§ EXTRACT PROVIDED
*-*-*
The pressure to smile no matter how we really feel can be crushing, especially when it’s mandated by a “service with a smile” work policy. But faking a smile isn’t just hard during the workday. It can be so draining that it makes it harder to say no to unhealthy habits off-hours, write researchers in a recent Occupational Health Psychology study.
Projecting a different emotion than the one you actually feel is sometimes referred to by psychologists as “surface acting.” The study, published in March, suggests that putting up that front day after day takes a serious toll. Using survey data collected from 1,592 people, the authors showed that surface acting during work was “robustly correlated” with heavy drinking outside of work.
Study author Alicia Grandey, Ph.D., a psychologist at Penn State University, has worked as a busser in a restaurant, a Starbucks barista, a clerk at a women’s clothing store, and a receptionist. Now, as a psychologist, she tells Inverse that faking a smile at work poses challenges that are even harder than forcing a grin through an awkward dinner conversation.
“The requirement of it — the lack of choice — and that it’s often with strangers (i.e., customers) rather than ongoing relationships, is part of why it feels more stressful and onerous,” she says.
Why Service With a Smile Is So Taxing
Some jobs actually do mandate that employees follow “service with a smile policies,” which require surface acting every day. Many employees find this challenging. One example is redditor u/crockdent, who was threatened with termination over an inability to surface act, posted about their concern online in 2018:
The thing is, I like my job at Starbucks and when I started that job I genuinely made a lot of effort to smile, to have that ‘customer service voice’ and to be a friendly person, I sincerely thought that I was doing a good job, but it [is] obviously not enough.
Grandey’s statistical analysis not only demonstrates how many other people feel the same way but also applies psychological models to explain why it might be so draining. Her work suggests that controlling our emotions is like flexing a muscle, a theory she calls the “self-control framework.” When we force ourselves to smile, that muscle performs “emotional labor” that wears the muscle down. When faced with the opportunity to drink later and let loose, it’s hard to say no.
*-*-*
§ GIVEN INFORMATION
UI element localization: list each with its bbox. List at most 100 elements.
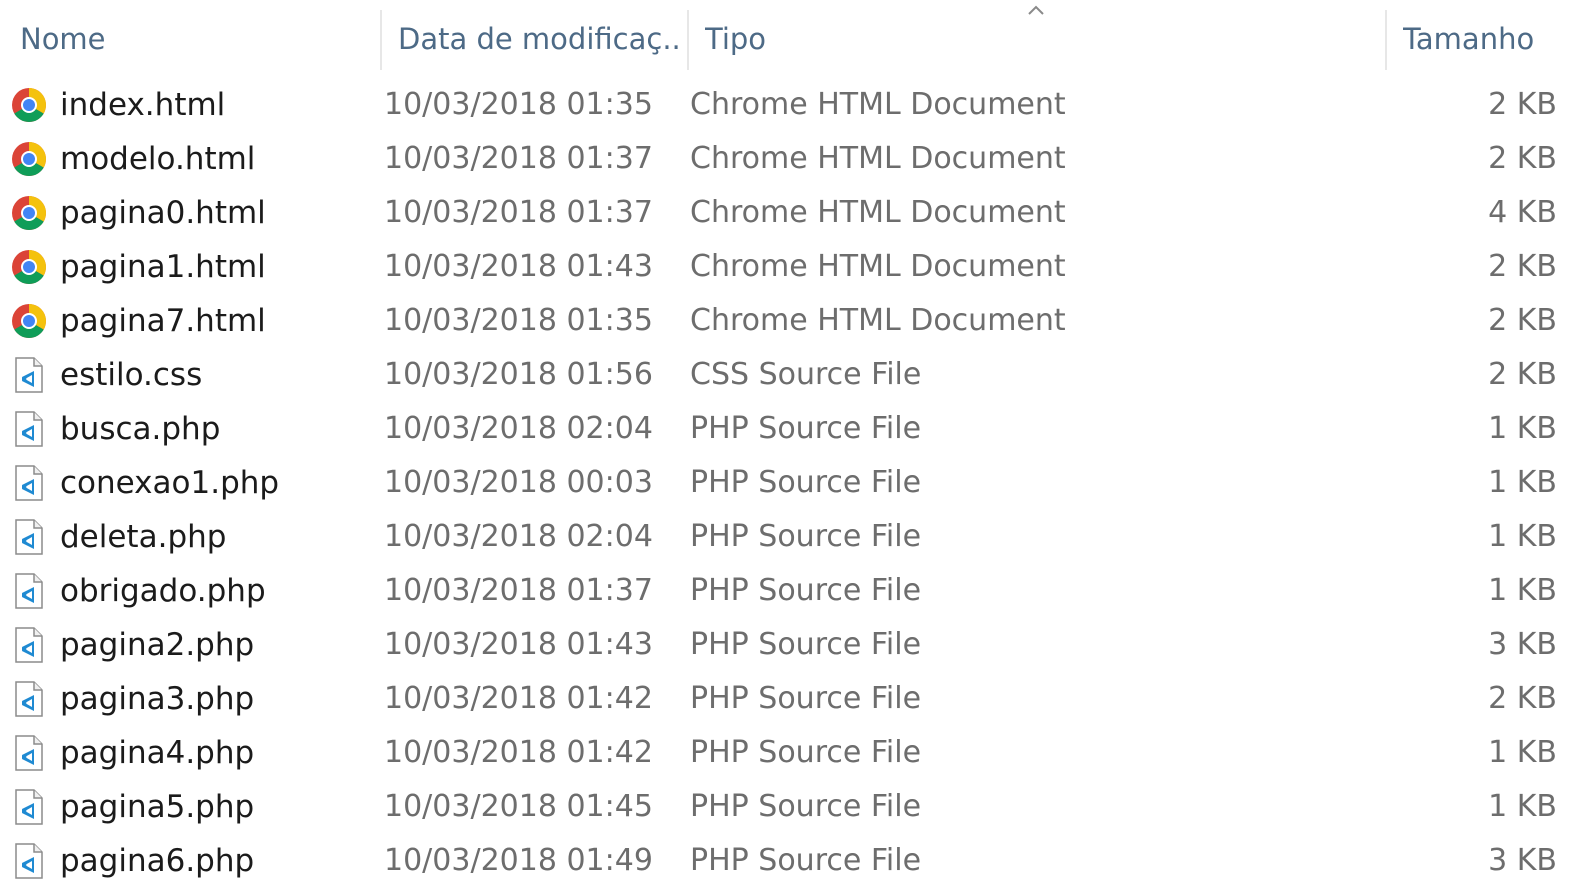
*-*-*
§ TASKS
- 1) In the article on faking smiles at work, how many people's survey data did the authors use?
- 2) Carry on the article about surface acting at work from its last sentence.

§ EXERCISE ANSWERS
- 1) 1,592 people.

- 2)
“You have to suppress the negative feelings and put forth a positive one, and that takes self-control over behavior and feelings. After work, employees doing this more often (especially entry-level service work) may lack self-control and engaging in short-term gratification with longer-term costs, including drink too much,” she says.
Things That Make Surface Acting Even Harder
Within the self-control framework, two major factors increase how hard a person has to work to control their emotions: how impulsive they are to start with, and what kind of job they have.
In Grandey’s analysis, people who reported more impulsive tendencies were more likely to drink heavily if they engaged in surface acting at work. This, Grandey says, implies that surface acting is harder for these people because they don’t tend to control their emotions to start with. And especially if someone who is naturally impulsive has a job that demands high levels of surface acting, self-control can become even more difficult.
"You have to suppress the negative feelings and put forth a positive one, and that takes self-control over behavior and feelings."
Most jobs demand at least some human interaction, but not all require the same amounts of surface acting. Grandey’s analysis focuses on two types of jobs: There are service encounters, which are one-time interactions (working at a Starbucks, for instance), and there are service relationships (like a nursing job or a client-facing position) that require ongoing interactions. Both require some surface acting, but the encounter-based jobs, Grandey found, require significantly more.
That significant increase in surface acting has consequences. Regardless of whether someone is already impulsive, being in a service encounter-based job was correlated with heavy drinking. But people who worked service relationship-based jobs didn’t report high drinking levels, even if they were impulsive.
“The idea here is that those ongoing relationship interactions may provide both more motivation to maintain self-control (not be hung-over the next day when teaching, for instance) and also more resources/status such that the surface acting has benefits that pay off for the work and relationships, rather than just being depleting,” says Grandey.
What Can Employees and Managers Do?
In the paper, Grandey and her co-authors refer to their findings as “the dark side” of emotional labor, but do suggest that there are strategies that managers and employees can deploy.
The oft-repeated “smile more” advice, she says, is not one of these strategies. The idea that we can smile ourselves into better moods, called the facial feedback hypothesis, works when we aren’t sure how we feel, says Grandey, not when an employer is telling you to smile — or else.
“In the work context, one is expected to put on that smile for the entire shift, regardless of how they feel or how others treat them — and that is a different experience,” she says.
Still there are things managers can do. She suggests adding periodic “recovery breaks” throughout the shift to help employees recharge between surface acting sessions. These moments can also create opportunities to turn encounters into relationships by offering rewards for positivity or providing the opportunity to deepen relationships. Providing incentives for employees to seek more meaningful relationships taps into the idea that those meaningful relationships seem to be less emotionally taxing as well.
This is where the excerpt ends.